## Required work
Count how many lines of the material hold "offen". Respond with that number alone.
── Information supplied
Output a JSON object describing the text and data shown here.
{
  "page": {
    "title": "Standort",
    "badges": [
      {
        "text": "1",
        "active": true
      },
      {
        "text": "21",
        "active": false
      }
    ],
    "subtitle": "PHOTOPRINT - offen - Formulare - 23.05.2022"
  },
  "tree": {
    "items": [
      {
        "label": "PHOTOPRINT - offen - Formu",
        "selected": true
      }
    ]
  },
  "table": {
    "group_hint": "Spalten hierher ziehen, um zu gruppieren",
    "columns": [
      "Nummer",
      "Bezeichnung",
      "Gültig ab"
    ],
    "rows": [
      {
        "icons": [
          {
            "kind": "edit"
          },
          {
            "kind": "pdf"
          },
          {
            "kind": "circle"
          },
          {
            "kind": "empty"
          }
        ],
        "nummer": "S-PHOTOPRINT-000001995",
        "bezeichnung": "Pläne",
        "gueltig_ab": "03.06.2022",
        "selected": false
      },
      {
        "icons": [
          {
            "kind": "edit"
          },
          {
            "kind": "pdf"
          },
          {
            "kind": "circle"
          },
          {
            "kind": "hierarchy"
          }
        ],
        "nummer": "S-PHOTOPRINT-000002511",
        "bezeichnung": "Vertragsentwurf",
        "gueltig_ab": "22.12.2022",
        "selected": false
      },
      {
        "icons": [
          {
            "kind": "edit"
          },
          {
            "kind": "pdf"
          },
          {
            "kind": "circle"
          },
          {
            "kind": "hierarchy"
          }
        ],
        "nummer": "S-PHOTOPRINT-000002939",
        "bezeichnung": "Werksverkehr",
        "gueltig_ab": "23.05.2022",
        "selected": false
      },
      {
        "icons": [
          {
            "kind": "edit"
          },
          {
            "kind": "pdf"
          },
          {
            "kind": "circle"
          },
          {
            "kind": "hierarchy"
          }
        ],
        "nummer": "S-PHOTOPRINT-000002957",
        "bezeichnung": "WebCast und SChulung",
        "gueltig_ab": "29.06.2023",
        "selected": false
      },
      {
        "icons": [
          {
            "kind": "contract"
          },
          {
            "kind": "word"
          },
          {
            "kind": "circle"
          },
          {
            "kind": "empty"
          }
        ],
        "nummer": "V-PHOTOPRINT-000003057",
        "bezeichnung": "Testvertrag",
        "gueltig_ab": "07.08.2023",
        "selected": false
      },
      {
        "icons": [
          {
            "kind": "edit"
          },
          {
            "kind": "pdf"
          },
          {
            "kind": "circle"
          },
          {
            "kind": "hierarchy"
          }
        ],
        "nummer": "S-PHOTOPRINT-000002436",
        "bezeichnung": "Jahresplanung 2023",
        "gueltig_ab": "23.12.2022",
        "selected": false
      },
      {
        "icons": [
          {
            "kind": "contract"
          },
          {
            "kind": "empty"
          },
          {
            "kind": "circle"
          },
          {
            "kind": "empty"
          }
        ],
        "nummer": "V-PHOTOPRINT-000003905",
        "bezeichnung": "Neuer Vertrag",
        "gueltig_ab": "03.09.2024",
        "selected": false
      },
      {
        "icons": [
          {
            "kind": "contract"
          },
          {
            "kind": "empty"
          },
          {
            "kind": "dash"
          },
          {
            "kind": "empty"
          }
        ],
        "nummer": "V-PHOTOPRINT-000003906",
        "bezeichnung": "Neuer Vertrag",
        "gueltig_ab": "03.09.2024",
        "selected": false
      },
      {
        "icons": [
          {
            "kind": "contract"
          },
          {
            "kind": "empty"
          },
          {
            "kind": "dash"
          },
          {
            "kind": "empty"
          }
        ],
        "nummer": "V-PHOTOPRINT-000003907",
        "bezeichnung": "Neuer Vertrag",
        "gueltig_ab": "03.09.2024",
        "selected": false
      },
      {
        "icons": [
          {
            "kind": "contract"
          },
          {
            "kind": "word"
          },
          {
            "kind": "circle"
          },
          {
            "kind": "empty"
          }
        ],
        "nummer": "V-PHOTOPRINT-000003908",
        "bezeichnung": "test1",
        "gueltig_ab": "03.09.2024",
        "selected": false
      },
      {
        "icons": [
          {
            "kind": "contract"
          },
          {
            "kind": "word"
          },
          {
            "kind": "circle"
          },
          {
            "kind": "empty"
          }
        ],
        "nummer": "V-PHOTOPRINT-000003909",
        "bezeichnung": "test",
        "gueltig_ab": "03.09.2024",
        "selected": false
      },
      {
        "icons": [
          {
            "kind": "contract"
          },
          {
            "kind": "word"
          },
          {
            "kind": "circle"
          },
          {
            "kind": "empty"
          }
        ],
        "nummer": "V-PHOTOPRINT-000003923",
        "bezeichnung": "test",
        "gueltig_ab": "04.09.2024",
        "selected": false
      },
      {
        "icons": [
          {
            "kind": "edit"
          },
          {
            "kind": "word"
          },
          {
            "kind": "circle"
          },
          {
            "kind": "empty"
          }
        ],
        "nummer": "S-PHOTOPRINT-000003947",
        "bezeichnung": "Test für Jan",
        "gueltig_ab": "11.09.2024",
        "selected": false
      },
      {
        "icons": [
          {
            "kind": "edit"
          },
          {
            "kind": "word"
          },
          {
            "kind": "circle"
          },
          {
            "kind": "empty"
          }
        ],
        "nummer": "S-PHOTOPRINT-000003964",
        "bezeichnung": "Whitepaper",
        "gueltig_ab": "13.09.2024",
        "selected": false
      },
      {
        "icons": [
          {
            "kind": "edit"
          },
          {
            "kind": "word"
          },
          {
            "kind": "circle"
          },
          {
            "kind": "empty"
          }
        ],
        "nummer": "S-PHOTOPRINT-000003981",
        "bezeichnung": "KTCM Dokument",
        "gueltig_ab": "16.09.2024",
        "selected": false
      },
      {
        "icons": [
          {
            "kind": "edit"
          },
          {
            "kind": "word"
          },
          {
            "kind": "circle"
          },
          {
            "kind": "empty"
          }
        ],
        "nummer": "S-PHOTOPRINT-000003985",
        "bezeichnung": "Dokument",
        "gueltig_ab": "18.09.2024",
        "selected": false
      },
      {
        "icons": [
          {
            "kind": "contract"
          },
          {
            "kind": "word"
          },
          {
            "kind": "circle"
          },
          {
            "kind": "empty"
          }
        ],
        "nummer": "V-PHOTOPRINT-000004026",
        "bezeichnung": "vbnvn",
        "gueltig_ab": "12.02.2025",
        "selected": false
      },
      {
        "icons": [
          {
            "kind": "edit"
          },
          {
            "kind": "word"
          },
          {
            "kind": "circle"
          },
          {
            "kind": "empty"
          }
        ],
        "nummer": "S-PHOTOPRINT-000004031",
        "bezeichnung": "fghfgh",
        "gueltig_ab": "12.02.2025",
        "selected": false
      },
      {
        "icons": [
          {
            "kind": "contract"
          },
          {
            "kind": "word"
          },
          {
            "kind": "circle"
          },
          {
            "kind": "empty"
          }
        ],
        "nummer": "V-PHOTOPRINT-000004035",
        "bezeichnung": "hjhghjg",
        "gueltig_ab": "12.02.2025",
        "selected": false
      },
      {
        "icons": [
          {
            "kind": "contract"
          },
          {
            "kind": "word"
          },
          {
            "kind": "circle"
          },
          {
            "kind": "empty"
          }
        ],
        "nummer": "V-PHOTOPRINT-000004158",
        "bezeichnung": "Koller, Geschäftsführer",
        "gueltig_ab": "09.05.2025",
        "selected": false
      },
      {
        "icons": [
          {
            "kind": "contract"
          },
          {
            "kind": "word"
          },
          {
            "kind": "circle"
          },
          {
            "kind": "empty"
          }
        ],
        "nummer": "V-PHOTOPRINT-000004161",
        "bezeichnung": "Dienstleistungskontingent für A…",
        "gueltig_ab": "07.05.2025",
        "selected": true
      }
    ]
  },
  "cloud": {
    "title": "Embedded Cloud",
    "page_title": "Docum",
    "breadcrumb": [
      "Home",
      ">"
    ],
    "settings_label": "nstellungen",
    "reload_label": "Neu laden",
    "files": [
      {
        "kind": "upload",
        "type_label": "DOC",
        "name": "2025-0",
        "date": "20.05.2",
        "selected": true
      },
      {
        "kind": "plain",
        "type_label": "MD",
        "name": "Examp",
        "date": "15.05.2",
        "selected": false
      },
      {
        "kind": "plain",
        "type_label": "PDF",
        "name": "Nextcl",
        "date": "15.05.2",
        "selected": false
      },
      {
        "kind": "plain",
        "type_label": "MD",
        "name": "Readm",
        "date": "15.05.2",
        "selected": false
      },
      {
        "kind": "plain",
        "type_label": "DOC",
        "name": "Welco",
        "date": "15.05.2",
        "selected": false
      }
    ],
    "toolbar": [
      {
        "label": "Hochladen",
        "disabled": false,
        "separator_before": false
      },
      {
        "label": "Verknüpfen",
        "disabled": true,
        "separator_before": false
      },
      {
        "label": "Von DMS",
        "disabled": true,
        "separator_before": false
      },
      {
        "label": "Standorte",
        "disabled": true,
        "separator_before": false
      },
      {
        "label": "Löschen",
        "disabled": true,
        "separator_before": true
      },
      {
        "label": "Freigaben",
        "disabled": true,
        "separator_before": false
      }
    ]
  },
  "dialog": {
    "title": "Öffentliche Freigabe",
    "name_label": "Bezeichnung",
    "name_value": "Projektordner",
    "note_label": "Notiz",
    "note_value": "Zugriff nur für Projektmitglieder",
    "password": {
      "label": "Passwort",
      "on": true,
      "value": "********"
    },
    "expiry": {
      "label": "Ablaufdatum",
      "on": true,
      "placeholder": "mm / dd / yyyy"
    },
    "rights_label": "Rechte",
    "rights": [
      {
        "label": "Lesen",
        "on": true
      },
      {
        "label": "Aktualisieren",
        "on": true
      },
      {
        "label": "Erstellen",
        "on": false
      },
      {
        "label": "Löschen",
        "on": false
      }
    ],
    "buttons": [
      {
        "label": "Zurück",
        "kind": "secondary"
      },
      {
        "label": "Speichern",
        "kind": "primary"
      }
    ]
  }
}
────
## Response to the exercise
2